*Exercise aim:*
Return every line of the records below unchanged and in the same order.

*Rows:*
========================================================================

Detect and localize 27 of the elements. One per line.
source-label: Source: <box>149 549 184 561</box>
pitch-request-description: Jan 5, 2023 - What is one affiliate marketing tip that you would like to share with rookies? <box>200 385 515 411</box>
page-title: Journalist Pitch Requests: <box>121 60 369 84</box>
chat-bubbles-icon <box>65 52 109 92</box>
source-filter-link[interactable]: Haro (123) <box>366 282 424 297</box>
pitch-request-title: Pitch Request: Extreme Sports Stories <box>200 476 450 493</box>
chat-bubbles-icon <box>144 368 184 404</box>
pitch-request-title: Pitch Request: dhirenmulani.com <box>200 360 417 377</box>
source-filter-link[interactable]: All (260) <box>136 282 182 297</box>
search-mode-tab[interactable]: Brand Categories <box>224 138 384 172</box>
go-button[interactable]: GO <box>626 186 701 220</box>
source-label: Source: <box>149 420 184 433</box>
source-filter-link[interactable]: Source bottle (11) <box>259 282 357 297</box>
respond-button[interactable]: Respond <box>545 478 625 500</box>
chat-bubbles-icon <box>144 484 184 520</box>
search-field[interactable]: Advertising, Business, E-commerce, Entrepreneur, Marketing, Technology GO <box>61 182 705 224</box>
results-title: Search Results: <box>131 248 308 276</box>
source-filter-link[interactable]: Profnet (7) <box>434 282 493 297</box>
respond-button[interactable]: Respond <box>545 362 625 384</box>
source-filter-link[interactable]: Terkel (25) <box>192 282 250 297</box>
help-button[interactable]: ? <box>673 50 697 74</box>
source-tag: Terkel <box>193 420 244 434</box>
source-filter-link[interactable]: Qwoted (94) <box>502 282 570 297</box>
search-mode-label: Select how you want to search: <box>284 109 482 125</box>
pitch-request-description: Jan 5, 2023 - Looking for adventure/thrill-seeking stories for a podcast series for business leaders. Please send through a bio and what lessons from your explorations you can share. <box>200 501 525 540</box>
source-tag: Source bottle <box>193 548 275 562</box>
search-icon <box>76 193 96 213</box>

========================================================================

*Correct answer:*
Detect and localize 27 of the elements. One per line.
source-label: Source: <box>149 549 184 561</box>
pitch-request-description: Jan 5, 2023 - What is one affiliate marketing tip that you would like to share with rookies? <box>200 385 515 411</box>
page-title: Journalist Pitch Requests: <box>121 60 369 84</box>
chat-bubbles-icon <box>65 52 109 92</box>
source-filter-link[interactable]: Haro (123) <box>366 282 424 297</box>
pitch-request-title: Pitch Request: Extreme Sports Stories <box>200 476 450 493</box>
chat-bubbles-icon <box>144 368 184 404</box>
pitch-request-title: Pitch Request: dhirenmulani.com <box>200 360 417 377</box>
source-filter-link[interactable]: All (260) <box>136 282 182 297</box>
search-mode-tab[interactable]: Brand Categories <box>224 138 384 172</box>
go-button[interactable]: GO <box>626 186 701 220</box>
source-label: Source: <box>149 420 184 433</box>
source-filter-link[interactable]: Source bottle (11) <box>259 282 357 297</box>
respond-button[interactable]: Respond <box>545 478 625 500</box>
chat-bubbles-icon <box>144 484 184 520</box>
search-field[interactable]: Advertising, Business, E-commerce, Entrepreneur, Marketing, Technology GO <box>61 182 705 224</box>
results-title: Search Results: <box>131 248 308 276</box>
source-filter-link[interactable]: Profnet (7) <box>434 282 493 297</box>
respond-button[interactable]: Respond <box>545 362 625 384</box>
source-filter-link[interactable]: Terkel (25) <box>192 282 250 297</box>
help-button[interactable]: ? <box>673 50 697 74</box>
source-tag: Terkel <box>193 420 244 434</box>
source-filter-link[interactable]: Qwoted (94) <box>502 282 570 297</box>
search-mode-label: Select how you want to search: <box>284 109 482 125</box>
pitch-request-description: Jan 5, 2023 - Looking for adventure/thrill-seeking stories for a podcast series for business leaders. Please send through a bio and what lessons from your explorations you can share. <box>200 501 525 540</box>
source-tag: Source bottle <box>193 548 275 562</box>
search-icon <box>76 193 96 213</box>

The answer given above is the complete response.